## begin

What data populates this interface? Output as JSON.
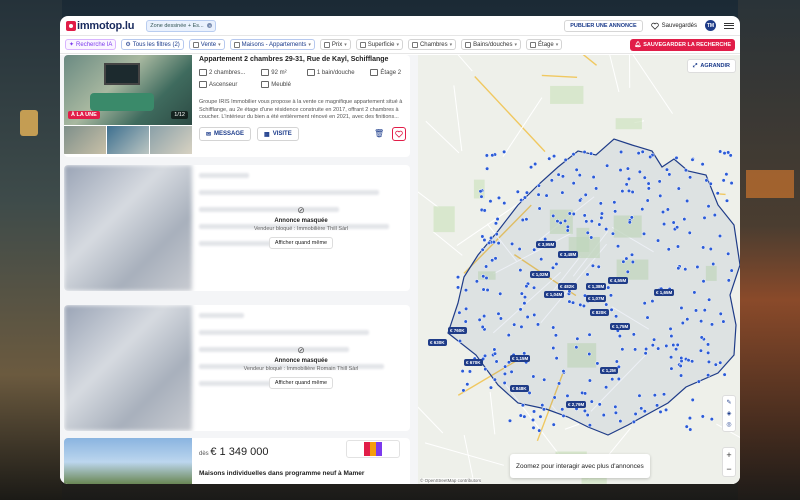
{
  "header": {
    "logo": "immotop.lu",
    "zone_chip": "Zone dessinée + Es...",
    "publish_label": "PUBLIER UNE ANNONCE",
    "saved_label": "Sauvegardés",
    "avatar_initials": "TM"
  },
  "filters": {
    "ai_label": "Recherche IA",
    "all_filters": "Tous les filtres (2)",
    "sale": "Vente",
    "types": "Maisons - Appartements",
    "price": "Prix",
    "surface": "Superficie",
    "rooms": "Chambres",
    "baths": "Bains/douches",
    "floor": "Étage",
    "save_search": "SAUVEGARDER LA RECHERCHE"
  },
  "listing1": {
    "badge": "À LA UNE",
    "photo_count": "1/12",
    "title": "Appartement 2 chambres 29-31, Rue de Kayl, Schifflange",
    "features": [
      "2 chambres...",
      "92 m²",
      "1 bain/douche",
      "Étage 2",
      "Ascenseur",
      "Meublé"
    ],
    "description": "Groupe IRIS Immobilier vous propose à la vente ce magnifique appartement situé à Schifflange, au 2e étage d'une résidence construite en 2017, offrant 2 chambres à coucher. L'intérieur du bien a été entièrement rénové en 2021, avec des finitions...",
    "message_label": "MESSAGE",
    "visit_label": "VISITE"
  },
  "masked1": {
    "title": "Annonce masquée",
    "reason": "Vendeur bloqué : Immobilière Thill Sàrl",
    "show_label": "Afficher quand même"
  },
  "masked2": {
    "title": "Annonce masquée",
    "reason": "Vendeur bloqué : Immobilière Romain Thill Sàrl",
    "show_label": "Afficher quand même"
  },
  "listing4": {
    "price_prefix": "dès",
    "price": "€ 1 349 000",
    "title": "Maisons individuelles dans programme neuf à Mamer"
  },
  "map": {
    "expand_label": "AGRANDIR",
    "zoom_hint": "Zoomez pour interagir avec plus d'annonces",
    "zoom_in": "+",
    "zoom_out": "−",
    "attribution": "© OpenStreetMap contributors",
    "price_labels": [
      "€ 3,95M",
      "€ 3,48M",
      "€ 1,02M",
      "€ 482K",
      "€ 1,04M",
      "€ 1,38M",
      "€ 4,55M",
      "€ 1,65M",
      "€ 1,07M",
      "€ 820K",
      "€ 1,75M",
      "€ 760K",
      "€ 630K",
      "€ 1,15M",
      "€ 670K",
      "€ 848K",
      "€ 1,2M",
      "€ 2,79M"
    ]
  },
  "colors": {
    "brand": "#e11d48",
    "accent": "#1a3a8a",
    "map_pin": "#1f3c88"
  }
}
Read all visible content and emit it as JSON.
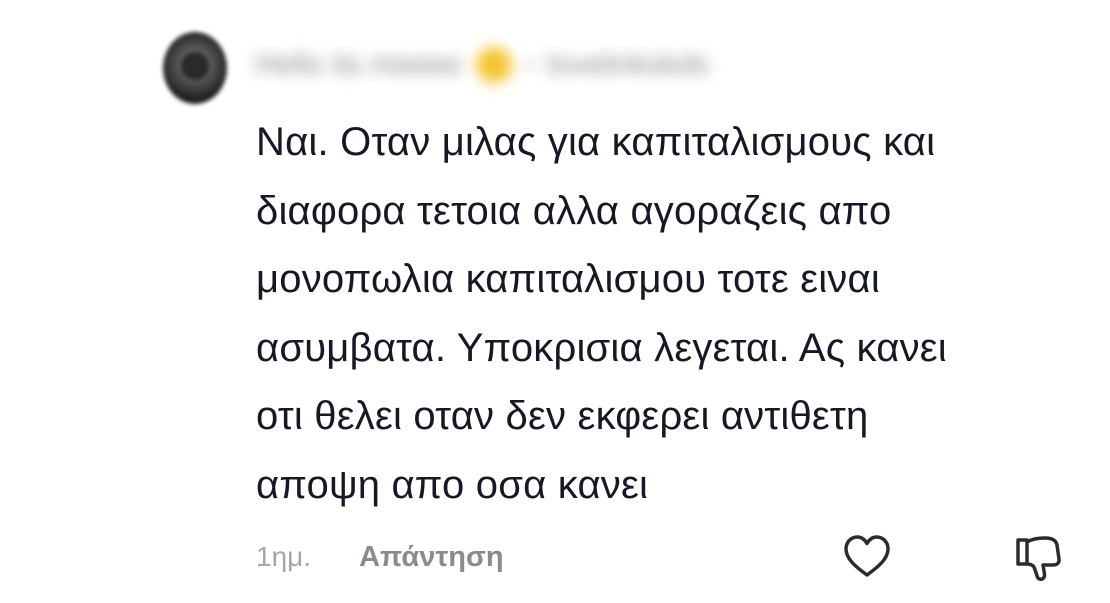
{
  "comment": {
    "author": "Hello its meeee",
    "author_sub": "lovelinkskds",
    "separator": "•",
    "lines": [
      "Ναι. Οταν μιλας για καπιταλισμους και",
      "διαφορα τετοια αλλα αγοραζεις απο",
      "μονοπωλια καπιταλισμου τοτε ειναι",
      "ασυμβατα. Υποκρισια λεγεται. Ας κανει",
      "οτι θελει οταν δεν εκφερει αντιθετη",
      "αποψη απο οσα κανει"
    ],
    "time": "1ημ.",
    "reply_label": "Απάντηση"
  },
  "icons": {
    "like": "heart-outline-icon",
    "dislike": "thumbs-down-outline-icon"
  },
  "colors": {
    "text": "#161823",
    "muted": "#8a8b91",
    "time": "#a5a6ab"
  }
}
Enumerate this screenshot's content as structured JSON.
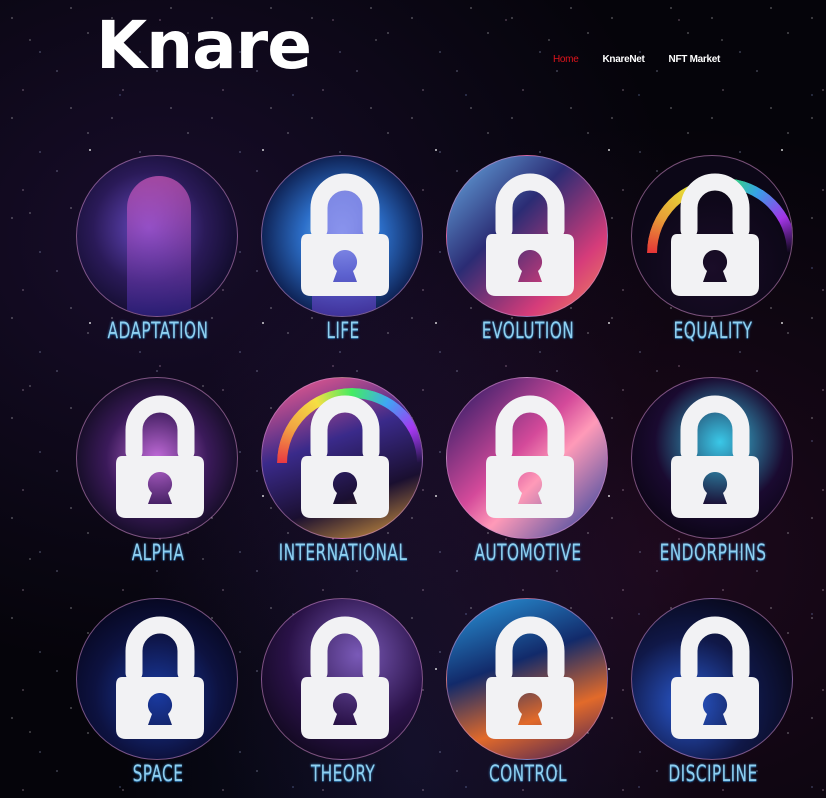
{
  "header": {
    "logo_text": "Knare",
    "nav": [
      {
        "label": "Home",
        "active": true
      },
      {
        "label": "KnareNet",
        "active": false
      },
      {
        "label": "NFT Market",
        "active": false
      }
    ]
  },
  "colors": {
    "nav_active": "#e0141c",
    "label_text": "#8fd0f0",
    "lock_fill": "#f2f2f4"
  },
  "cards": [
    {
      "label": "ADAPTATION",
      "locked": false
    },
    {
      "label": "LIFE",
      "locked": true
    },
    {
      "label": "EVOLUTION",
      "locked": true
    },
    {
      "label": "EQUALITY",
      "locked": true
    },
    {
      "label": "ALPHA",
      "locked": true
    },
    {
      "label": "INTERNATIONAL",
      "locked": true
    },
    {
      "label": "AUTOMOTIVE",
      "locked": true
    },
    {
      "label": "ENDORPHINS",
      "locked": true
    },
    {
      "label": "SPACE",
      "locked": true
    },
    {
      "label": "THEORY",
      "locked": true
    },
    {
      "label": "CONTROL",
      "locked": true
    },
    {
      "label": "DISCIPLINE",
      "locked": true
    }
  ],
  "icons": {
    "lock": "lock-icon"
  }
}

## end
## begin

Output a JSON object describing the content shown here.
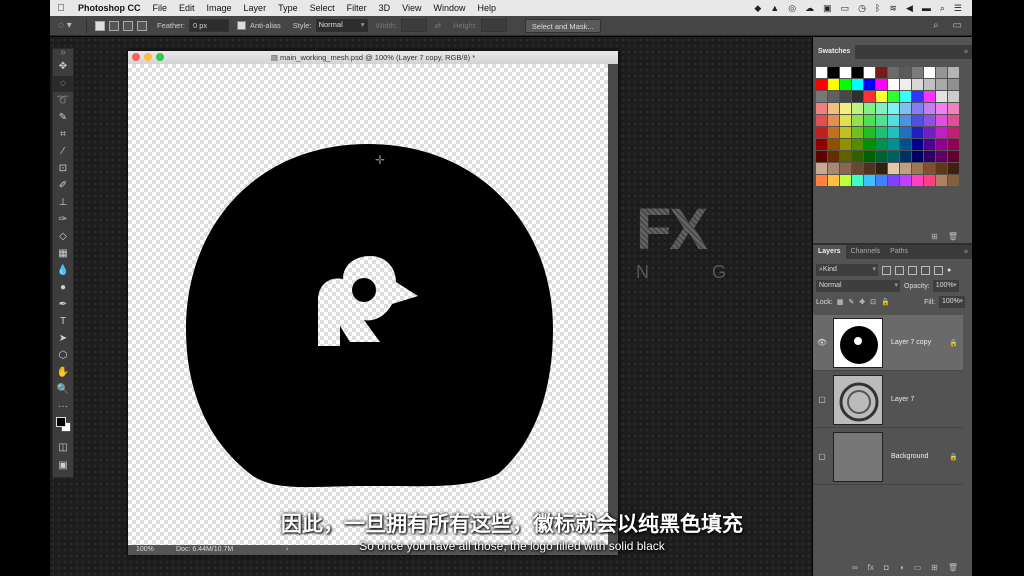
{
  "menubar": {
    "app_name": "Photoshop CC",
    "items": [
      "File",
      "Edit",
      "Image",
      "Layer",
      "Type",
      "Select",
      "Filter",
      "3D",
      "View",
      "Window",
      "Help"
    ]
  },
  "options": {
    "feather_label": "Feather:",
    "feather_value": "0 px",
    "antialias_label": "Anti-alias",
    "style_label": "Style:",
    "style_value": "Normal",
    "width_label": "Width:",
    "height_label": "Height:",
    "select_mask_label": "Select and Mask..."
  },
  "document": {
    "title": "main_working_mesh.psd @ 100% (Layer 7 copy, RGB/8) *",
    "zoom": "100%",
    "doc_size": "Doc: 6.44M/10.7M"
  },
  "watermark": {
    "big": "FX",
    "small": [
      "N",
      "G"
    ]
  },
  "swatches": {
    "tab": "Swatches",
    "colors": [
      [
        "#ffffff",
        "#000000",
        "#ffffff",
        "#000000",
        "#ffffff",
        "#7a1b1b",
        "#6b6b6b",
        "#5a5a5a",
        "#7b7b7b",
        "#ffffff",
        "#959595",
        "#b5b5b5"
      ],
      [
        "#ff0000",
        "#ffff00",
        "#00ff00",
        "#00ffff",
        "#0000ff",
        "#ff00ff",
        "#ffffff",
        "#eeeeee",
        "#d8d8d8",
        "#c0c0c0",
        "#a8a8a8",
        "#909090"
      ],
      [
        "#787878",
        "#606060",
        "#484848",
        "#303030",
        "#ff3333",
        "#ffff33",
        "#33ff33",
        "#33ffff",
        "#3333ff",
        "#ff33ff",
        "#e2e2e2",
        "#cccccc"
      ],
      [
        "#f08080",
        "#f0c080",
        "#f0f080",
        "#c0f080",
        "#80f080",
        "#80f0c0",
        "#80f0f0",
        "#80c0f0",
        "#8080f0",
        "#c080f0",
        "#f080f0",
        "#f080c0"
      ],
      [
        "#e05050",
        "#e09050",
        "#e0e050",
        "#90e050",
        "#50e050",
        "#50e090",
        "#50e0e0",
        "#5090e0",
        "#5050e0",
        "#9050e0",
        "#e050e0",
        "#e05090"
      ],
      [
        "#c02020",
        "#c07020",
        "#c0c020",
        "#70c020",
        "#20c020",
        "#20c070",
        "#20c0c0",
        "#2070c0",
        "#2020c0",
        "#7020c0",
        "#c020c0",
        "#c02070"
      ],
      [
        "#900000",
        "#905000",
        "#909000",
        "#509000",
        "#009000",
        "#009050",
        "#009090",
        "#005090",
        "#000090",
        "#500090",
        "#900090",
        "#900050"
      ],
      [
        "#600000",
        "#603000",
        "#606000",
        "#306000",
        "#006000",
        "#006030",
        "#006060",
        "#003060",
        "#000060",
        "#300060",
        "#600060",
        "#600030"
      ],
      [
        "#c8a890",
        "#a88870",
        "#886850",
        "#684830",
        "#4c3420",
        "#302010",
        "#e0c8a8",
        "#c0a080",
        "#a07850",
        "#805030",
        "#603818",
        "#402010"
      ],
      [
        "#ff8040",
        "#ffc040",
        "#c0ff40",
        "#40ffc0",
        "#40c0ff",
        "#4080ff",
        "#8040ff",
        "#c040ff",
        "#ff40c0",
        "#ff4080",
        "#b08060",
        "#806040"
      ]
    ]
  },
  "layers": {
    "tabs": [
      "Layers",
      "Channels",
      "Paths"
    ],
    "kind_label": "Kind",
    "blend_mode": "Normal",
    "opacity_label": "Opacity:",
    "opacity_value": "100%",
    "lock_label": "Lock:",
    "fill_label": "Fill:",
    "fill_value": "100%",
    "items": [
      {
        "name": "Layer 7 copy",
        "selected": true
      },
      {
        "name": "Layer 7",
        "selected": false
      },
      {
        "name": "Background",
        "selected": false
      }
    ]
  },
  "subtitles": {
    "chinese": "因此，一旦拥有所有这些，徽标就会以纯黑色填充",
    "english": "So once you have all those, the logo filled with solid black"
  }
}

## end

Copy out every line of the listing that includes the string "Output".

◆ **SOLVED EXERCISE**:
What data populates this interface? Output as JSON.
Output a JSON object describing the content shown here.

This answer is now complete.